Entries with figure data

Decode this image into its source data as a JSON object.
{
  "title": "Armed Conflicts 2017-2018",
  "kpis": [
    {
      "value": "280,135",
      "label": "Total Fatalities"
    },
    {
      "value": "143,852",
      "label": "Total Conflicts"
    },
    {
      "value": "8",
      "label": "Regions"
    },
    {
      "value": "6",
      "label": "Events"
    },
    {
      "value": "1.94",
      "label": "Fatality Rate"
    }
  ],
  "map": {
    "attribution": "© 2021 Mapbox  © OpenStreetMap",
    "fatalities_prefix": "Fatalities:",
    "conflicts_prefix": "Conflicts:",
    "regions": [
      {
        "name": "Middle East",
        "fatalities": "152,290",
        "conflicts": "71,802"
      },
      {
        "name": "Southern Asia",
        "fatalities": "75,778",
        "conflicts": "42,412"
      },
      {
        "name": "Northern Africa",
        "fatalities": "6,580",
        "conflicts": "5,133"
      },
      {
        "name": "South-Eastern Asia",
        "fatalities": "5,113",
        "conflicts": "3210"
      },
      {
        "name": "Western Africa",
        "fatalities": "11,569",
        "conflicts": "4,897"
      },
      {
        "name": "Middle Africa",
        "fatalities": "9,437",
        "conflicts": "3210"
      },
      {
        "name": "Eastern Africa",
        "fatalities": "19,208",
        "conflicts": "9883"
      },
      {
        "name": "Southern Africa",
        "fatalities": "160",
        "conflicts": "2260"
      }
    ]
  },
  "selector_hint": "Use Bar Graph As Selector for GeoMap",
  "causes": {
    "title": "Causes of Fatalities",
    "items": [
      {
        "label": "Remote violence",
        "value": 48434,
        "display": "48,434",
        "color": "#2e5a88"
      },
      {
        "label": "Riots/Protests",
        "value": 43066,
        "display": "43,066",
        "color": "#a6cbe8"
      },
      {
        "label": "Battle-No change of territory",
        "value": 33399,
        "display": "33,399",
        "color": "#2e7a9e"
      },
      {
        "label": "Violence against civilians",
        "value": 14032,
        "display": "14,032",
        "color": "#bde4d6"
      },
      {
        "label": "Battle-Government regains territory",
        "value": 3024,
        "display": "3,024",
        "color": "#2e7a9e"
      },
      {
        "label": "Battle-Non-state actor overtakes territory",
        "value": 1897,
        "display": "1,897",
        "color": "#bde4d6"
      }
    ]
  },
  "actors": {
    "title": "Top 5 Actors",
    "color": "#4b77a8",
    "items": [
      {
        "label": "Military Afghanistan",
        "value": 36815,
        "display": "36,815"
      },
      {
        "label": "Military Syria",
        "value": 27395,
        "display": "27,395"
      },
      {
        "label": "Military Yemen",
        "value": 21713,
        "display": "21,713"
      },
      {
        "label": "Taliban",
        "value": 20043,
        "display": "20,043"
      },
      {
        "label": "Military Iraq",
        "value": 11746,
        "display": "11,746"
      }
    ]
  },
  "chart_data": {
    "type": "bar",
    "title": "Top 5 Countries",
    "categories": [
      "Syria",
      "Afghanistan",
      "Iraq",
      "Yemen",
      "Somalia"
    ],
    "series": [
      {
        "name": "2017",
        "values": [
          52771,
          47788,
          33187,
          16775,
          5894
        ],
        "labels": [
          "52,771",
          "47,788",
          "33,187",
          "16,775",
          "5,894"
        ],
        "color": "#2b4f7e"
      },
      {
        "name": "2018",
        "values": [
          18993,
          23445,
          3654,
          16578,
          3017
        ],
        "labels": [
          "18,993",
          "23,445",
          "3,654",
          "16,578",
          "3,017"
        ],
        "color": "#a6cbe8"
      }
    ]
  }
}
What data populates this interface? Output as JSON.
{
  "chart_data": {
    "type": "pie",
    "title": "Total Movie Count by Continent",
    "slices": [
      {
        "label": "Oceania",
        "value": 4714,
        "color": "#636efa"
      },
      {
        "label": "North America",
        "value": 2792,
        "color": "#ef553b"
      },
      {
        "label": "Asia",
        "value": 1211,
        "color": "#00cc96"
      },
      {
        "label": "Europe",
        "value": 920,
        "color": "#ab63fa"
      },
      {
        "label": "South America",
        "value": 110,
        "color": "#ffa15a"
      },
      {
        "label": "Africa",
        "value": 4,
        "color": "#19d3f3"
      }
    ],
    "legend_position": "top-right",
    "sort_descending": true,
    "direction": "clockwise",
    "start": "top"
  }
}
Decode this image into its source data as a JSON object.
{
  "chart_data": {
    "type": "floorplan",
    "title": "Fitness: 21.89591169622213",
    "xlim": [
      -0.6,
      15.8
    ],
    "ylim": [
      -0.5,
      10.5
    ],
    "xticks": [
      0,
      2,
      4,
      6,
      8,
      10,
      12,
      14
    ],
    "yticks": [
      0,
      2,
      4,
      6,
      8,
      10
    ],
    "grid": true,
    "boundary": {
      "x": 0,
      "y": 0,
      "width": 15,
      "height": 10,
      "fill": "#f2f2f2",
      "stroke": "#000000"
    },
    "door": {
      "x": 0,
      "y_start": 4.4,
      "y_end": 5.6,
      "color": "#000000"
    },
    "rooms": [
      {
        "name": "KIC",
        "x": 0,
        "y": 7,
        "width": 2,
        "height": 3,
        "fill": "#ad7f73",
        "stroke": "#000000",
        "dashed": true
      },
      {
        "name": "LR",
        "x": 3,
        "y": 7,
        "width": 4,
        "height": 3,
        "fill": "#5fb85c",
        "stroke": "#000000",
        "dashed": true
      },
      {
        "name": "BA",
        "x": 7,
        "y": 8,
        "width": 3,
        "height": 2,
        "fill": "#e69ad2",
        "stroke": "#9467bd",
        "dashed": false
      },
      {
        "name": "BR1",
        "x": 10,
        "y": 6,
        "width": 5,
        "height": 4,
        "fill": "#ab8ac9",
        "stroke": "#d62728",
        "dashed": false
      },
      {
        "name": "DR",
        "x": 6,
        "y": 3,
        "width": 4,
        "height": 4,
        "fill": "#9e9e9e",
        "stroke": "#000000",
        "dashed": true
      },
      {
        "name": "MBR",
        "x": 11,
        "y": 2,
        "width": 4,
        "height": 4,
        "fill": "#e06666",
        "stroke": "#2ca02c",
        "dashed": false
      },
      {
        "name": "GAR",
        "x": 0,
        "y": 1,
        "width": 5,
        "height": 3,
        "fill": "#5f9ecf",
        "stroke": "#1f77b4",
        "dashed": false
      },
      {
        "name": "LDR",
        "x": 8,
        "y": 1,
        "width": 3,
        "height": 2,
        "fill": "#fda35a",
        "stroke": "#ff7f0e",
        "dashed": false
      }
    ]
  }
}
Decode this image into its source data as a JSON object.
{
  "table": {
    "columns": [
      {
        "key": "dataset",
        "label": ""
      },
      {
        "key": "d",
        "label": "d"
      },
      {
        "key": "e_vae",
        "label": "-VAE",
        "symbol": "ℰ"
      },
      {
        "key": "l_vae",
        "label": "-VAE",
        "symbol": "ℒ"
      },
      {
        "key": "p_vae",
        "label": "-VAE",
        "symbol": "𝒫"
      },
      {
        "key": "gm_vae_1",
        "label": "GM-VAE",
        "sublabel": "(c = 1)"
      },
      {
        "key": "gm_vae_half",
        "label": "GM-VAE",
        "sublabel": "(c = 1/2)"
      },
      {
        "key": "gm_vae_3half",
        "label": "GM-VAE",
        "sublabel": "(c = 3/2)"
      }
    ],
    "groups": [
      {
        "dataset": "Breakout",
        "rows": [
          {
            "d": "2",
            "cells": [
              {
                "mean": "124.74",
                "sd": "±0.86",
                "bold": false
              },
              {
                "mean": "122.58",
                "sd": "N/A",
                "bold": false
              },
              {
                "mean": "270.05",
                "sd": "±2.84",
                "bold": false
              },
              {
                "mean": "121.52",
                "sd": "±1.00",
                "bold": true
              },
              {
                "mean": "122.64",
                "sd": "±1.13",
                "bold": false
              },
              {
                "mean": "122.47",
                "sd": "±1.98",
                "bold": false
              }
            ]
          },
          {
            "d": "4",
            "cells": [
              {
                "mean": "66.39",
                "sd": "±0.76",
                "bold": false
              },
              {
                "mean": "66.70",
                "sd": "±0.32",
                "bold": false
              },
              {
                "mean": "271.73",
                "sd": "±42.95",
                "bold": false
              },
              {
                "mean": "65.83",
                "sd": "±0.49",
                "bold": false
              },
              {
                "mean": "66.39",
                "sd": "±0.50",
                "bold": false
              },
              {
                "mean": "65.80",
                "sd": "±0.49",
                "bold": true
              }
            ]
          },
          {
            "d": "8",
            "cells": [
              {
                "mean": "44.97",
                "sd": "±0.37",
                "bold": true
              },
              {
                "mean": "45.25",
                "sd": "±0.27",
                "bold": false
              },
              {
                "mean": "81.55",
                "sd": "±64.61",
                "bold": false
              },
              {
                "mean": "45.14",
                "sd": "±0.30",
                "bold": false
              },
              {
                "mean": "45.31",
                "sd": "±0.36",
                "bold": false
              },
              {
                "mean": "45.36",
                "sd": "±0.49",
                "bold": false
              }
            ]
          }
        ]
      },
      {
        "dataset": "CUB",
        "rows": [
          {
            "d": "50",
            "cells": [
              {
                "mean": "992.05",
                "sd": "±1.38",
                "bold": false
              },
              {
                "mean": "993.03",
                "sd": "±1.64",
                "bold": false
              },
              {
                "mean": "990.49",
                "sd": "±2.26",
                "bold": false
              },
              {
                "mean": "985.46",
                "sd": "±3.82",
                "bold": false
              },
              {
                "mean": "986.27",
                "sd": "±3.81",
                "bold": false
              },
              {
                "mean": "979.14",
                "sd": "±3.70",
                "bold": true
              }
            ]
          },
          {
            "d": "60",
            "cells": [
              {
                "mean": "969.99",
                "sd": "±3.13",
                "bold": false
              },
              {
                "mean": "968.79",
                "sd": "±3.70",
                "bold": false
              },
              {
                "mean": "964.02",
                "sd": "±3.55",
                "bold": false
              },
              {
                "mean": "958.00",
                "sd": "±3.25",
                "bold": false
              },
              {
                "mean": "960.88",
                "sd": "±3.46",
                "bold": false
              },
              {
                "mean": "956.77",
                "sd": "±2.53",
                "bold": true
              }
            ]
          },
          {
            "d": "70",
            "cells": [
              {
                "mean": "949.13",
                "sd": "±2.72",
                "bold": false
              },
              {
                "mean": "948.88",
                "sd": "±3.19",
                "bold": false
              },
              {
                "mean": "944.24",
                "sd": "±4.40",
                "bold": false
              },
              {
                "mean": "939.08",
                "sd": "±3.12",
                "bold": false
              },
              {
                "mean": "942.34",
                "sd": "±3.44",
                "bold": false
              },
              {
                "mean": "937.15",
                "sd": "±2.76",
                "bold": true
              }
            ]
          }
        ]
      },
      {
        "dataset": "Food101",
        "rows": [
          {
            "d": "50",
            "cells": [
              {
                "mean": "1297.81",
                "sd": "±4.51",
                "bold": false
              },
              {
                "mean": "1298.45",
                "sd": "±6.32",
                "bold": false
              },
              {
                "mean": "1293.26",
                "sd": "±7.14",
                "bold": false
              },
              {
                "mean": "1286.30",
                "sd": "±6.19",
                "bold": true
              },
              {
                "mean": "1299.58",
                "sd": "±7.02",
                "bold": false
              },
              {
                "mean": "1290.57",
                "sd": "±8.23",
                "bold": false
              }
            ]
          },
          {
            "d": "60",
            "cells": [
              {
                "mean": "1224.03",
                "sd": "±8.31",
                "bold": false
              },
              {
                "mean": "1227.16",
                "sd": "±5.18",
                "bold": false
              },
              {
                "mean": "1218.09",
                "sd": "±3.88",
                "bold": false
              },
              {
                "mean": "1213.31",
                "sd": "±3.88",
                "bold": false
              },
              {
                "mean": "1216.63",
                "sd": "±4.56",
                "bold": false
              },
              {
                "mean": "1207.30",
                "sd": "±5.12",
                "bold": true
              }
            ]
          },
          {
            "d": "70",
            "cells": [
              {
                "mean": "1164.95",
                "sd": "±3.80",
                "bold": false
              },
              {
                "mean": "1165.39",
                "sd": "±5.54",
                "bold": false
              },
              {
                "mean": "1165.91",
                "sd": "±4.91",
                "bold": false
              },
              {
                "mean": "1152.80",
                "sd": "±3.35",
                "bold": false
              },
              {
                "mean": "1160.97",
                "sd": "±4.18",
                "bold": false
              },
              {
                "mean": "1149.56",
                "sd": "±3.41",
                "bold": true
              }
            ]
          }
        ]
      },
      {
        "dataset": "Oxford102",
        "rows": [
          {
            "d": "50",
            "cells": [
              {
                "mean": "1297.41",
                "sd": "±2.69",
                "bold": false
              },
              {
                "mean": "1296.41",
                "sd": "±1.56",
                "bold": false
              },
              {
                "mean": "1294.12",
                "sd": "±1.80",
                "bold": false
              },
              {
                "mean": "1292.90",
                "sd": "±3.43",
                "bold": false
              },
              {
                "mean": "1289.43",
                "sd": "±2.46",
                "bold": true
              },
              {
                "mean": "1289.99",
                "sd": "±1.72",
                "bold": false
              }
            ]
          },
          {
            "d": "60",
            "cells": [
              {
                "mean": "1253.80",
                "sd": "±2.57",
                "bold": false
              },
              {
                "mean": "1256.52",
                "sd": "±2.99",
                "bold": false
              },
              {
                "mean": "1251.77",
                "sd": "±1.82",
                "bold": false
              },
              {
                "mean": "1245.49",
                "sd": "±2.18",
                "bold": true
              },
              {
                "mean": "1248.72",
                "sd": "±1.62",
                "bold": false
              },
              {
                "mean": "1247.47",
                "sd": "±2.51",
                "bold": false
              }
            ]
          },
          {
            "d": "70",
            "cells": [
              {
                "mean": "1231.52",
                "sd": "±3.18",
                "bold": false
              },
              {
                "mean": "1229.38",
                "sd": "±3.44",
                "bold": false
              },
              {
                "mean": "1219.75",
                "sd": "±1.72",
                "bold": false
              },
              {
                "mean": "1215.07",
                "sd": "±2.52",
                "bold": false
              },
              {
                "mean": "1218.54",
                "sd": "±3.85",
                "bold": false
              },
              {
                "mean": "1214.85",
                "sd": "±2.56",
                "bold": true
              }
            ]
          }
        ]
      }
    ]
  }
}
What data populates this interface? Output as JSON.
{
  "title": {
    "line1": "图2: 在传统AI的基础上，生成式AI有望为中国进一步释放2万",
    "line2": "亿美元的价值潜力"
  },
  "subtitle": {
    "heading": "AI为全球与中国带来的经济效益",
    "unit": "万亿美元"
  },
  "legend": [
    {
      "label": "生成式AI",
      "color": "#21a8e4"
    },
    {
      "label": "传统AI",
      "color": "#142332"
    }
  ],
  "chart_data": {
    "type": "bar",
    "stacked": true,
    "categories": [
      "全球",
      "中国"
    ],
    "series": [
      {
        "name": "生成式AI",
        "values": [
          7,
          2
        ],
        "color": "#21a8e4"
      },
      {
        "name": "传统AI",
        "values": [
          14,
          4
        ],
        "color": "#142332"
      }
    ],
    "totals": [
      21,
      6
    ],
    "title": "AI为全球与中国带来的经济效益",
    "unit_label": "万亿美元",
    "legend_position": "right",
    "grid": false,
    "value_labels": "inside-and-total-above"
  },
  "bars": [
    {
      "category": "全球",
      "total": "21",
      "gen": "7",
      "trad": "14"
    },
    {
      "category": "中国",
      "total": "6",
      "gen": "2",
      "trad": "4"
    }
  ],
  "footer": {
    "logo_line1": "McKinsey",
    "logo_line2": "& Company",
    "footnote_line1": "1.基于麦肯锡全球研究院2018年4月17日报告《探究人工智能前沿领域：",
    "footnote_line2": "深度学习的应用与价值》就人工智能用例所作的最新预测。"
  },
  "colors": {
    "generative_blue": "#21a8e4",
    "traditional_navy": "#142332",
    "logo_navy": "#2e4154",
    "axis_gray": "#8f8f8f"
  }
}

### What the exercise asks
Reproduce each line from the records that contains the word "Middle".

### Written solution
        "name": "Middle East",
        "name": "Middle Africa",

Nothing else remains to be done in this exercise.